** Start DATASET CONTENT **
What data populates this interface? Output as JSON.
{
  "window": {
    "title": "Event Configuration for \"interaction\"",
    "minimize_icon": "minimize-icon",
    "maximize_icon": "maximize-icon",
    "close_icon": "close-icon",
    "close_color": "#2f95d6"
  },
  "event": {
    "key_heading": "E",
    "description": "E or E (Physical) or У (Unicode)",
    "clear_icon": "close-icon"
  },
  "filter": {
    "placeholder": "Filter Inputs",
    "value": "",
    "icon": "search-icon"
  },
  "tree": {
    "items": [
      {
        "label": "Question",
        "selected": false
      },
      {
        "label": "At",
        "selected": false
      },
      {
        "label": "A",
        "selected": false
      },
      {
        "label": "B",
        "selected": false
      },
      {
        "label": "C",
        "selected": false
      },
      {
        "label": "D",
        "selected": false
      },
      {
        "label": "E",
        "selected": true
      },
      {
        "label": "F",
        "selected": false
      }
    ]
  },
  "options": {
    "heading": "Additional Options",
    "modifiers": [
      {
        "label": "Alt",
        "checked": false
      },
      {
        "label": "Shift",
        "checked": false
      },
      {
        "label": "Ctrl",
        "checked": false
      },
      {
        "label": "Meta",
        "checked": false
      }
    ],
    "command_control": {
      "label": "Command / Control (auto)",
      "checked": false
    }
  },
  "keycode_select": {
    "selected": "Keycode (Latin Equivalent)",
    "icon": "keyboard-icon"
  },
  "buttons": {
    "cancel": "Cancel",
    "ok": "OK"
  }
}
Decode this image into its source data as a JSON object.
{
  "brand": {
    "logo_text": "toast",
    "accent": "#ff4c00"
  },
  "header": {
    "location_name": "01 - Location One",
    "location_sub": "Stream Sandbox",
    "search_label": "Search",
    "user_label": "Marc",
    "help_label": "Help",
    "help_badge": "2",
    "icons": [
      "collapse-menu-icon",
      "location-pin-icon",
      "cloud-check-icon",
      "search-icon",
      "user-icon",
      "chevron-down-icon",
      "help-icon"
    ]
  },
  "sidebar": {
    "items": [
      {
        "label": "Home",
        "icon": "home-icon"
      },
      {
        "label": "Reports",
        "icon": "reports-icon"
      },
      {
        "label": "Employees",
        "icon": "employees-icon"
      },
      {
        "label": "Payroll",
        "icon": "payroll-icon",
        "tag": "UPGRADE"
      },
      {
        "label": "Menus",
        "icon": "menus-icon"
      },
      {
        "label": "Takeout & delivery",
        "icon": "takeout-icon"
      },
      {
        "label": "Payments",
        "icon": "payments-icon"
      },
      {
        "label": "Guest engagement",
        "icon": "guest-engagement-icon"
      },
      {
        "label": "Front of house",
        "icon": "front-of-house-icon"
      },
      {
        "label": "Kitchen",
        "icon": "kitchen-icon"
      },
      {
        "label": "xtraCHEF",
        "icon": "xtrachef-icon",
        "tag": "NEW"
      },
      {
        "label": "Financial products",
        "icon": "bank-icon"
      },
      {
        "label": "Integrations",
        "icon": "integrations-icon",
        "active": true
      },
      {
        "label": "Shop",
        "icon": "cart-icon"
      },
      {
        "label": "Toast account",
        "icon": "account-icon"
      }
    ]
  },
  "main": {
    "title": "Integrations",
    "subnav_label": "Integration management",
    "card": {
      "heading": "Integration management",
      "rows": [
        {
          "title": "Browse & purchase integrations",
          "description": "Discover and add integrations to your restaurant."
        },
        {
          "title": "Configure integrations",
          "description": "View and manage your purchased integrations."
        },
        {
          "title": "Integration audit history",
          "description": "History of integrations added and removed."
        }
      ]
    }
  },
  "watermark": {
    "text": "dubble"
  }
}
** End DATASET CONTENT **
> [THE EXERCISE]: Reproduce each entry above exactly, keeping every word.

> [EXERCISE ANSWER]:
What data populates this interface? Output as JSON.
{
  "window": {
    "title": "Event Configuration for \"interaction\"",
    "minimize_icon": "minimize-icon",
    "maximize_icon": "maximize-icon",
    "close_icon": "close-icon",
    "close_color": "#2f95d6"
  },
  "event": {
    "key_heading": "E",
    "description": "E or E (Physical) or У (Unicode)",
    "clear_icon": "close-icon"
  },
  "filter": {
    "placeholder": "Filter Inputs",
    "value": "",
    "icon": "search-icon"
  },
  "tree": {
    "items": [
      {
        "label": "Question",
        "selected": false
      },
      {
        "label": "At",
        "selected": false
      },
      {
        "label": "A",
        "selected": false
      },
      {
        "label": "B",
        "selected": false
      },
      {
        "label": "C",
        "selected": false
      },
      {
        "label": "D",
        "selected": false
      },
      {
        "label": "E",
        "selected": true
      },
      {
        "label": "F",
        "selected": false
      }
    ]
  },
  "options": {
    "heading": "Additional Options",
    "modifiers": [
      {
        "label": "Alt",
        "checked": false
      },
      {
        "label": "Shift",
        "checked": false
      },
      {
        "label": "Ctrl",
        "checked": false
      },
      {
        "label": "Meta",
        "checked": false
      }
    ],
    "command_control": {
      "label": "Command / Control (auto)",
      "checked": false
    }
  },
  "keycode_select": {
    "selected": "Keycode (Latin Equivalent)",
    "icon": "keyboard-icon"
  },
  "buttons": {
    "cancel": "Cancel",
    "ok": "OK"
  }
}
Decode this image into its source data as a JSON object.
{
  "brand": {
    "logo_text": "toast",
    "accent": "#ff4c00"
  },
  "header": {
    "location_name": "01 - Location One",
    "location_sub": "Stream Sandbox",
    "search_label": "Search",
    "user_label": "Marc",
    "help_label": "Help",
    "help_badge": "2",
    "icons": [
      "collapse-menu-icon",
      "location-pin-icon",
      "cloud-check-icon",
      "search-icon",
      "user-icon",
      "chevron-down-icon",
      "help-icon"
    ]
  },
  "sidebar": {
    "items": [
      {
        "label": "Home",
        "icon": "home-icon"
      },
      {
        "label": "Reports",
        "icon": "reports-icon"
      },
      {
        "label": "Employees",
        "icon": "employees-icon"
      },
      {
        "label": "Payroll",
        "icon": "payroll-icon",
        "tag": "UPGRADE"
      },
      {
        "label": "Menus",
        "icon": "menus-icon"
      },
      {
        "label": "Takeout & delivery",
        "icon": "takeout-icon"
      },
      {
        "label": "Payments",
        "icon": "payments-icon"
      },
      {
        "label": "Guest engagement",
        "icon": "guest-engagement-icon"
      },
      {
        "label": "Front of house",
        "icon": "front-of-house-icon"
      },
      {
        "label": "Kitchen",
        "icon": "kitchen-icon"
      },
      {
        "label": "xtraCHEF",
        "icon": "xtrachef-icon",
        "tag": "NEW"
      },
      {
        "label": "Financial products",
        "icon": "bank-icon"
      },
      {
        "label": "Integrations",
        "icon": "integrations-icon",
        "active": true
      },
      {
        "label": "Shop",
        "icon": "cart-icon"
      },
      {
        "label": "Toast account",
        "icon": "account-icon"
      }
    ]
  },
  "main": {
    "title": "Integrations",
    "subnav_label": "Integration management",
    "card": {
      "heading": "Integration management",
      "rows": [
        {
          "title": "Browse & purchase integrations",
          "description": "Discover and add integrations to your restaurant."
        },
        {
          "title": "Configure integrations",
          "description": "View and manage your purchased integrations."
        },
        {
          "title": "Integration audit history",
          "description": "History of integrations added and removed."
        }
      ]
    }
  },
  "watermark": {
    "text": "dubble"
  }
}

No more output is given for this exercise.